Your objective =
In the material below, list every line carrying the string "silhouette".

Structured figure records
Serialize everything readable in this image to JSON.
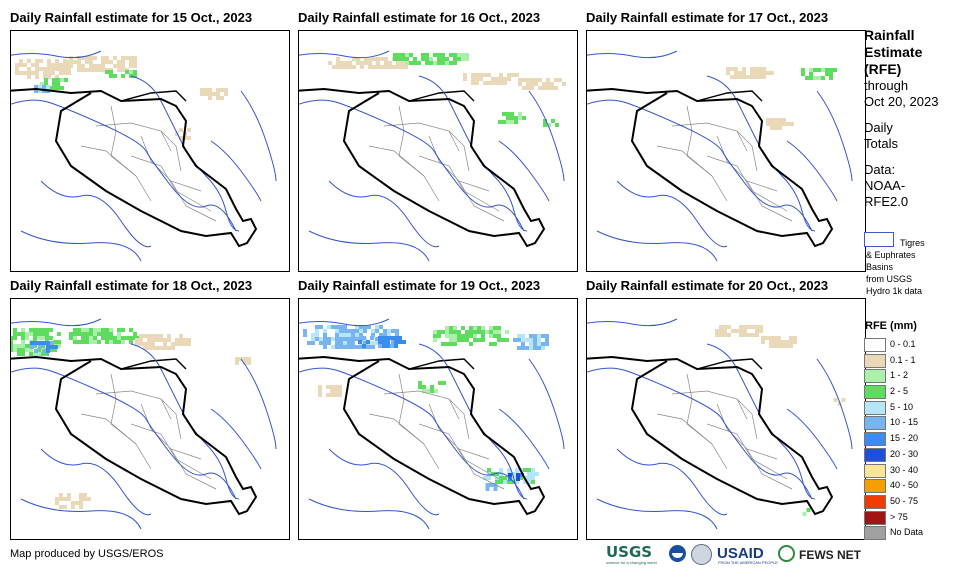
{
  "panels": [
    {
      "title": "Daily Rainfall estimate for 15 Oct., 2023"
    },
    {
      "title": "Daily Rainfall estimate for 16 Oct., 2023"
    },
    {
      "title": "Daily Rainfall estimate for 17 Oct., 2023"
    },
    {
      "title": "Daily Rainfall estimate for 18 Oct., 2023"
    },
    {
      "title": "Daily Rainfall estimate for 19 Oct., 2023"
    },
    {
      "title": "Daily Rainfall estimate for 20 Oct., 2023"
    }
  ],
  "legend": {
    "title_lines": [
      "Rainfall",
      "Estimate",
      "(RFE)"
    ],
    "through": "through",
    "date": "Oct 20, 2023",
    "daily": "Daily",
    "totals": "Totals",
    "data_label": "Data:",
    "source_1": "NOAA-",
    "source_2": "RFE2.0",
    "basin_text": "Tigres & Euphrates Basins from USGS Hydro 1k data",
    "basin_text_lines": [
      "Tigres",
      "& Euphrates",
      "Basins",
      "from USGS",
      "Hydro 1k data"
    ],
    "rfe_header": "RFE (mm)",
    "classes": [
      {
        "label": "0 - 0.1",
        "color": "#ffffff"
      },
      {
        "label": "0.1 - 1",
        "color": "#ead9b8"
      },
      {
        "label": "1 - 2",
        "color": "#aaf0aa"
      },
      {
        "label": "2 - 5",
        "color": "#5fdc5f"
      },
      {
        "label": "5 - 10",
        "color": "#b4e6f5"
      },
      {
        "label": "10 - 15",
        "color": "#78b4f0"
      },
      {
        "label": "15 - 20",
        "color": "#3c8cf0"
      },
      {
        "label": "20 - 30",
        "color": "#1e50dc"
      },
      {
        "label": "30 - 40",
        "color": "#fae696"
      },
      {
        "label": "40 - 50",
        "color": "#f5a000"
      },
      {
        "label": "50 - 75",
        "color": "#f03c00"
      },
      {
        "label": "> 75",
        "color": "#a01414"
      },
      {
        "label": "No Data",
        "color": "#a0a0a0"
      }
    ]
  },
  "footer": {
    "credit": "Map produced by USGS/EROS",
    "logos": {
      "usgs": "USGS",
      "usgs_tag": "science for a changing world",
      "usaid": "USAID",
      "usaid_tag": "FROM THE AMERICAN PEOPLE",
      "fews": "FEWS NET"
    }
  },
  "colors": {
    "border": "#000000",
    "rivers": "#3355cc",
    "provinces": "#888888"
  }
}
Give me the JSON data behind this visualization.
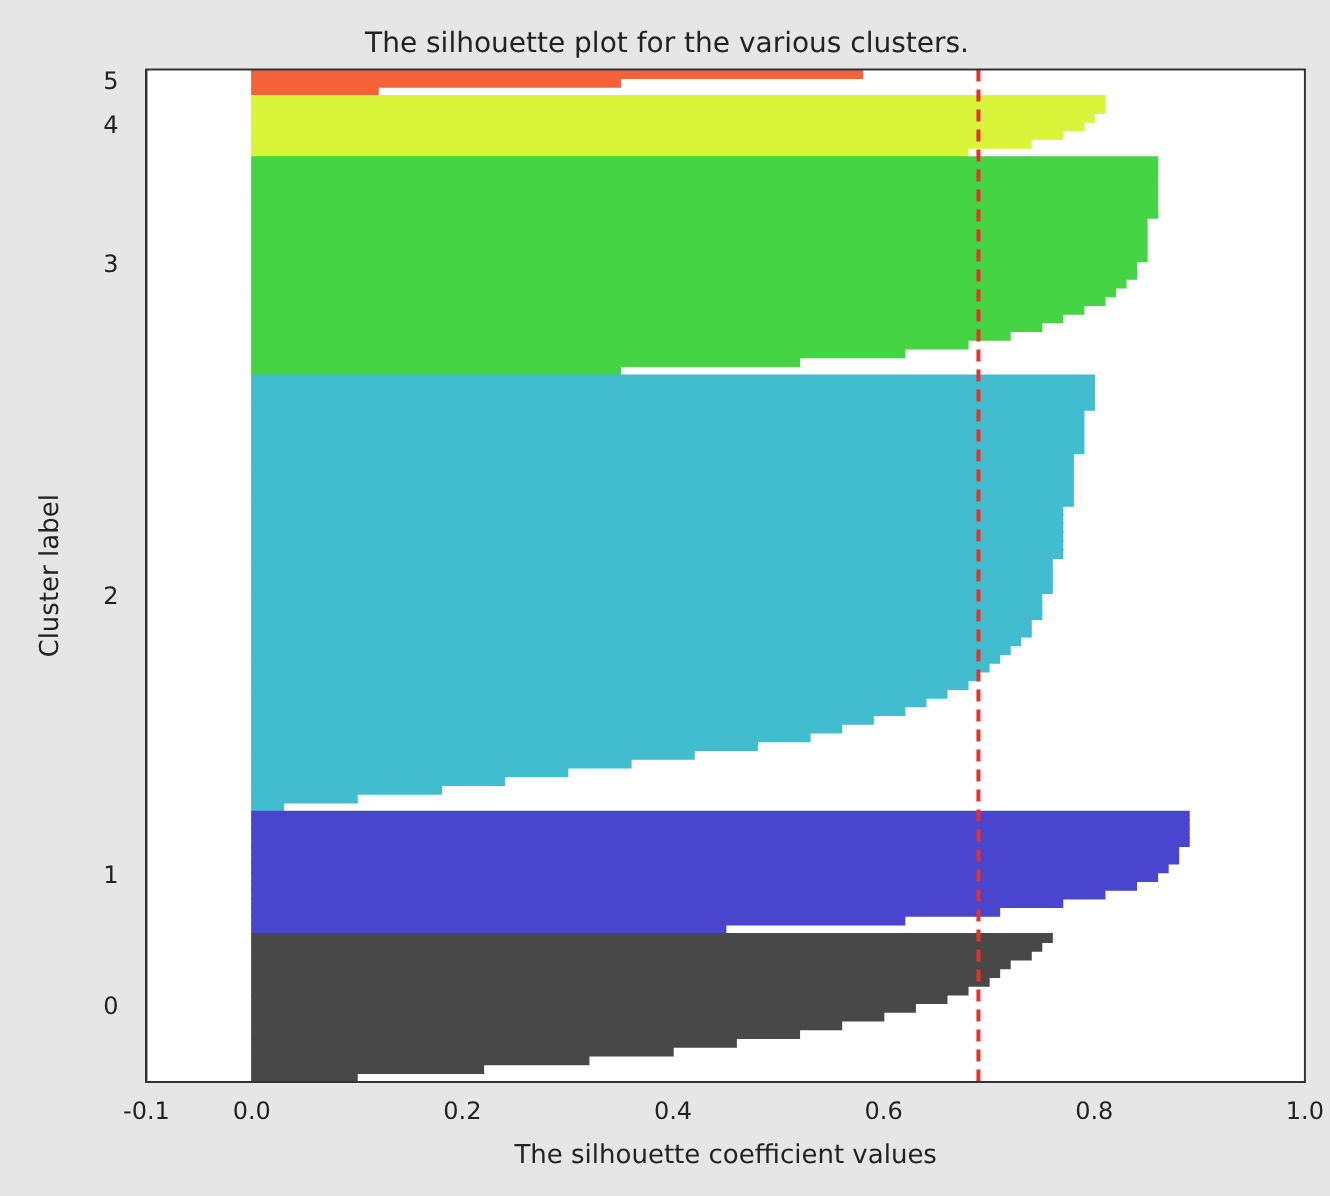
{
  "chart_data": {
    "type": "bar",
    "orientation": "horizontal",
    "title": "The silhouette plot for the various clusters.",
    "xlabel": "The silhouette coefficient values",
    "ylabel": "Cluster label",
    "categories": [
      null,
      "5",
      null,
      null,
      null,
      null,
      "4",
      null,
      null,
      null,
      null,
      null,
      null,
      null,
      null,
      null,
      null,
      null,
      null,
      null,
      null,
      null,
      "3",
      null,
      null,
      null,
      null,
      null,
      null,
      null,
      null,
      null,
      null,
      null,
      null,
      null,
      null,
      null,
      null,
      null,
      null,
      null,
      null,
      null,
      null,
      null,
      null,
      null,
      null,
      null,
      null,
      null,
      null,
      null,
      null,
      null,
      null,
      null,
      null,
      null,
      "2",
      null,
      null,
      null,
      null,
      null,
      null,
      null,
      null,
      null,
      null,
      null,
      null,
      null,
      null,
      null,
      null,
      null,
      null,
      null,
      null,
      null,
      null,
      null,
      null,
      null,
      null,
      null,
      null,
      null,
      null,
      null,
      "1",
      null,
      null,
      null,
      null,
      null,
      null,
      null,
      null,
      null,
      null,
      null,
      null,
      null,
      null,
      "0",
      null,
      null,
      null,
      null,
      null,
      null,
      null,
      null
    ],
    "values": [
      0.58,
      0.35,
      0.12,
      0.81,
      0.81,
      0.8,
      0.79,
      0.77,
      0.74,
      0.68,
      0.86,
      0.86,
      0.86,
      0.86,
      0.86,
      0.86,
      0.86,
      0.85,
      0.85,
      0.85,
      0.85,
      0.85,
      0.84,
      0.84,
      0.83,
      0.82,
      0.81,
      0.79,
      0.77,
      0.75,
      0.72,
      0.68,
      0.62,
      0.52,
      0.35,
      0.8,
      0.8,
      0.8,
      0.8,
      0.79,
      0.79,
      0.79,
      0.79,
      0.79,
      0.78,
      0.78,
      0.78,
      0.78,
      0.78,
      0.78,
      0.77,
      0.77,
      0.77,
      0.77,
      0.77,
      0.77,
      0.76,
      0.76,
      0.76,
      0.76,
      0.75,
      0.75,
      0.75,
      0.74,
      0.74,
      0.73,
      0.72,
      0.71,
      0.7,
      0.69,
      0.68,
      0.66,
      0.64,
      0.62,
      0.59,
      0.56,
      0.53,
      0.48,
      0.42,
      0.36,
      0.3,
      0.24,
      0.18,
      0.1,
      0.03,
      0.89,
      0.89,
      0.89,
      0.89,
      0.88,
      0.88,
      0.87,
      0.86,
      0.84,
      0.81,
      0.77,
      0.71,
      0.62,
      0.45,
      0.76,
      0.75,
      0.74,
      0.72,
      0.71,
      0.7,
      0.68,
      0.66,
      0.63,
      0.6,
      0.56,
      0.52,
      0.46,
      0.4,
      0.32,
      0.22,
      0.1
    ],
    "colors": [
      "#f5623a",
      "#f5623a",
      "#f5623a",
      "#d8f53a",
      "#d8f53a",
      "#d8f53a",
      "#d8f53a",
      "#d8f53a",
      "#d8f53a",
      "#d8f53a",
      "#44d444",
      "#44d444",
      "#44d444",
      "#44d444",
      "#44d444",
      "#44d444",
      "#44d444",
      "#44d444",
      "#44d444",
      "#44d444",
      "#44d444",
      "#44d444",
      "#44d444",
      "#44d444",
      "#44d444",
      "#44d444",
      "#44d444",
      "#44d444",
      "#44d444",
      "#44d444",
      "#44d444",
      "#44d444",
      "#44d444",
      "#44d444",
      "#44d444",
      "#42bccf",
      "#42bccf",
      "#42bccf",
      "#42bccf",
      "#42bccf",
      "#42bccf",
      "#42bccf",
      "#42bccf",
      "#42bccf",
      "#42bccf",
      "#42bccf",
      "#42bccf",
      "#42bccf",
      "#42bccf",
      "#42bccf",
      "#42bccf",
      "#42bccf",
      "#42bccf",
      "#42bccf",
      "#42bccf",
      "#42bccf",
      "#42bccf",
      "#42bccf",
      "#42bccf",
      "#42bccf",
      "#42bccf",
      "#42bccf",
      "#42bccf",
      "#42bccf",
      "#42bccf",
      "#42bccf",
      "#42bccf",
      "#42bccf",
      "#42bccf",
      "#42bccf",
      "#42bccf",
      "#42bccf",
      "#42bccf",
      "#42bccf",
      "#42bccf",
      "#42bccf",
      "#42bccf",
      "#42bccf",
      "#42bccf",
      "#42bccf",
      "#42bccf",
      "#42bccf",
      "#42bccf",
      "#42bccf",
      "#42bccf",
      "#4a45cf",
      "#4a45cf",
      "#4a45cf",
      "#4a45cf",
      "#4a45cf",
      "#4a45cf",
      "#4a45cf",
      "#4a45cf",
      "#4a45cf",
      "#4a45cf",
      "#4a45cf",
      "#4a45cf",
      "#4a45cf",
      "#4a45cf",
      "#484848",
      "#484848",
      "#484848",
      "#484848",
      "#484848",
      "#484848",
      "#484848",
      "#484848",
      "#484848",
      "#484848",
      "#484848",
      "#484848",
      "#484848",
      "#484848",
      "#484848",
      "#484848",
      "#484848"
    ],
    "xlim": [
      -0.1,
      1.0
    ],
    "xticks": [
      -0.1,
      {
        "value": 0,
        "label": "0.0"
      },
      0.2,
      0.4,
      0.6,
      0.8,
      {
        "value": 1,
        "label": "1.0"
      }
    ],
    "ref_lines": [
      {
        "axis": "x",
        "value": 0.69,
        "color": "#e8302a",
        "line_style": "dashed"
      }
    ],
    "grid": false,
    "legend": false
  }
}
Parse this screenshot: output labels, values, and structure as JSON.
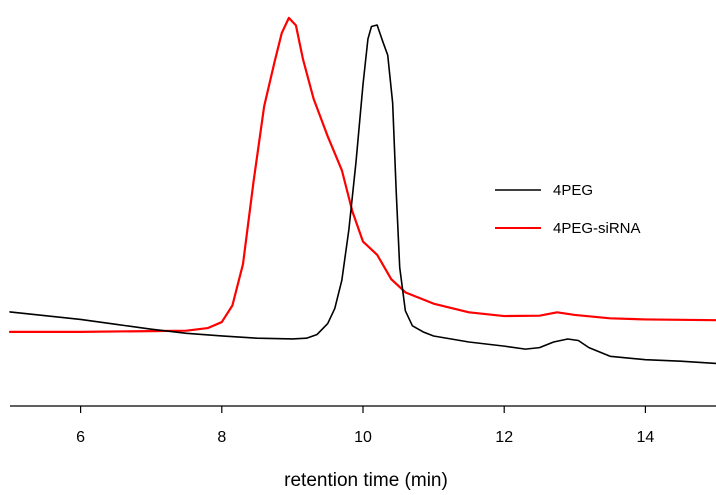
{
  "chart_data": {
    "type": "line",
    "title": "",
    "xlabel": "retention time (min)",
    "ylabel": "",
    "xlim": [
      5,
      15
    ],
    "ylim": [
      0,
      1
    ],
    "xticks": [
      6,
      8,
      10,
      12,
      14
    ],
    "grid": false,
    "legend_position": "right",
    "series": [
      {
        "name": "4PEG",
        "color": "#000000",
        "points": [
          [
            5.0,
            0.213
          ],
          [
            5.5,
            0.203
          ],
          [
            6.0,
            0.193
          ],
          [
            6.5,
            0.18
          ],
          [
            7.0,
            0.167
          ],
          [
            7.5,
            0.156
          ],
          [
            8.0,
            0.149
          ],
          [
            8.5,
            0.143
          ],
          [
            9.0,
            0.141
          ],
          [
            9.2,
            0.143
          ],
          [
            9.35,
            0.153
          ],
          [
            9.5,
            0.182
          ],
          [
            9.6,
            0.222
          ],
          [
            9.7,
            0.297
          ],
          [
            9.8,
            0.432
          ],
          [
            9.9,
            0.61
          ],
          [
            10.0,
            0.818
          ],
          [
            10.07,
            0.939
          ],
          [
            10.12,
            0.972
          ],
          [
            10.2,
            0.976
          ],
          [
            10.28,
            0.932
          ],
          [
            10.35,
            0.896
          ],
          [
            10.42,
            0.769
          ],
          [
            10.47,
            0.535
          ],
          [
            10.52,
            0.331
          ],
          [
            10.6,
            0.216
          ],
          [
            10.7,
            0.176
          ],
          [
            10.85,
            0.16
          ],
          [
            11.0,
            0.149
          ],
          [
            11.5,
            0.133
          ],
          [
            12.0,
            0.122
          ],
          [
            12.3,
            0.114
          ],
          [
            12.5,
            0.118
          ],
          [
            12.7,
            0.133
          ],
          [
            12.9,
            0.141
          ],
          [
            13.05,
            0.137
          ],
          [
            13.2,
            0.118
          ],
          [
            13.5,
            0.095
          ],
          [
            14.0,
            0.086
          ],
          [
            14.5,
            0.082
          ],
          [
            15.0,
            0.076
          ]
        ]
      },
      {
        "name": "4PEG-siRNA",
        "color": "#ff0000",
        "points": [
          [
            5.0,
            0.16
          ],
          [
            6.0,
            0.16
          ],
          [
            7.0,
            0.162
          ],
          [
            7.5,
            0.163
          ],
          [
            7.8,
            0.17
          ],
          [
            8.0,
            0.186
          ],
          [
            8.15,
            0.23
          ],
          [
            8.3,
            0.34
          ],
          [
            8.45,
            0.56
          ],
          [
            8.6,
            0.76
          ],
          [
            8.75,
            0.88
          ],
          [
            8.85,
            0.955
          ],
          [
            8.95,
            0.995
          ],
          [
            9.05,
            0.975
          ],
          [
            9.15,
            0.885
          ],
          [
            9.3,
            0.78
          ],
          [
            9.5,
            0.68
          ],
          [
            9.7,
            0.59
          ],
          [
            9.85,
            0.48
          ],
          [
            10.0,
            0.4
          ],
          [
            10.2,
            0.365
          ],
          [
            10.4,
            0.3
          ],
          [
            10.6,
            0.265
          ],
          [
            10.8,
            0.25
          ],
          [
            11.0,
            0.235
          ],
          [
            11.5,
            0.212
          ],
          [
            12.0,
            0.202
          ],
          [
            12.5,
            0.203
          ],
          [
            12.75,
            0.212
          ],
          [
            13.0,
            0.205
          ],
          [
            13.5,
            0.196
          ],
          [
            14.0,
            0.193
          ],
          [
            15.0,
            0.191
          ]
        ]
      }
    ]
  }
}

Written response =
    "title": "The silhouette plot for the various clusters.",
    "xlabel": "The silhouette coefficient values",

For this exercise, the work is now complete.